Items from a dataset:

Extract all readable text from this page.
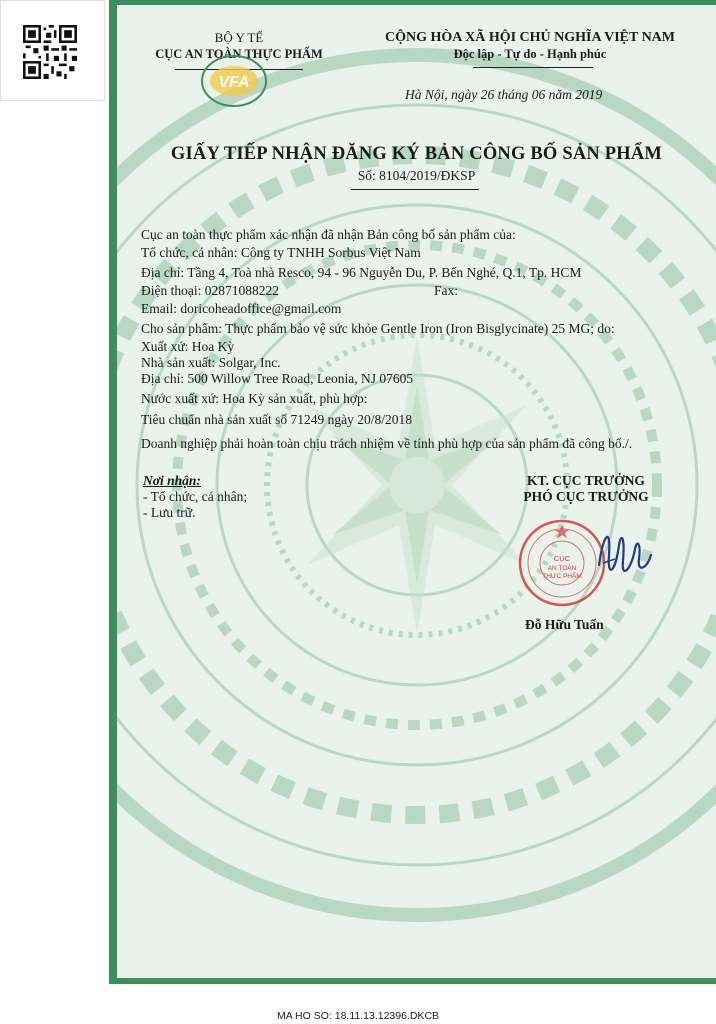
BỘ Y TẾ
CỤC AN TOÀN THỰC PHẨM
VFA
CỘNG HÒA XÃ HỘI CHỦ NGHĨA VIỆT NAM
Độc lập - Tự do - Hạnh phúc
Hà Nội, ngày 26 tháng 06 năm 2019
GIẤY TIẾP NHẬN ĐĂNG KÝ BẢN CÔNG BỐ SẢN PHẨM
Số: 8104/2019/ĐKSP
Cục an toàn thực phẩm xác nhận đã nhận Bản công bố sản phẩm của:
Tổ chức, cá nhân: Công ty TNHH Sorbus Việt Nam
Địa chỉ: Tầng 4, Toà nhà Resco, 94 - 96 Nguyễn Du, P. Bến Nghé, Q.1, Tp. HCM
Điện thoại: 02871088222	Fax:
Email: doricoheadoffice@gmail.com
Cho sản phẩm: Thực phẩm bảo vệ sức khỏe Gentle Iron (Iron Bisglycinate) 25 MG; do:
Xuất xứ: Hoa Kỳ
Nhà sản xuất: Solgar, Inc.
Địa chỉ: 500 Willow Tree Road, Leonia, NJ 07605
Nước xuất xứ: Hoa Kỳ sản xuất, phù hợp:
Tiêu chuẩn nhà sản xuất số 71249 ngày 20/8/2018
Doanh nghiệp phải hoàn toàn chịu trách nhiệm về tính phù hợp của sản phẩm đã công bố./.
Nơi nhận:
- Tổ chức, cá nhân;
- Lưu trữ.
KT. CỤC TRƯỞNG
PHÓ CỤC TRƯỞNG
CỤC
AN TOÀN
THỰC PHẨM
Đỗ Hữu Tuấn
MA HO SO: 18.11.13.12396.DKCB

Do this |
Write out the entries above verbatim; the pictures do not belong in your copy.

Solution to this problem |
Extract all readable text from this page.
BỘ Y TẾ
CỤC AN TOÀN THỰC PHẨM
VFA
CỘNG HÒA XÃ HỘI CHỦ NGHĨA VIỆT NAM
Độc lập - Tự do - Hạnh phúc
Hà Nội, ngày 26 tháng 06 năm 2019
GIẤY TIẾP NHẬN ĐĂNG KÝ BẢN CÔNG BỐ SẢN PHẨM
Số: 8104/2019/ĐKSP
Cục an toàn thực phẩm xác nhận đã nhận Bản công bố sản phẩm của:
Tổ chức, cá nhân: Công ty TNHH Sorbus Việt Nam
Địa chỉ: Tầng 4, Toà nhà Resco, 94 - 96 Nguyễn Du, P. Bến Nghé, Q.1, Tp. HCM
Điện thoại: 02871088222	Fax:
Email: doricoheadoffice@gmail.com
Cho sản phẩm: Thực phẩm bảo vệ sức khỏe Gentle Iron (Iron Bisglycinate) 25 MG; do:
Xuất xứ: Hoa Kỳ
Nhà sản xuất: Solgar, Inc.
Địa chỉ: 500 Willow Tree Road, Leonia, NJ 07605
Nước xuất xứ: Hoa Kỳ sản xuất, phù hợp:
Tiêu chuẩn nhà sản xuất số 71249 ngày 20/8/2018
Doanh nghiệp phải hoàn toàn chịu trách nhiệm về tính phù hợp của sản phẩm đã công bố./.
Nơi nhận:
- Tổ chức, cá nhân;
- Lưu trữ.
KT. CỤC TRƯỞNG
PHÓ CỤC TRƯỞNG
CỤC
AN TOÀN
THỰC PHẨM
Đỗ Hữu Tuấn
MA HO SO: 18.11.13.12396.DKCB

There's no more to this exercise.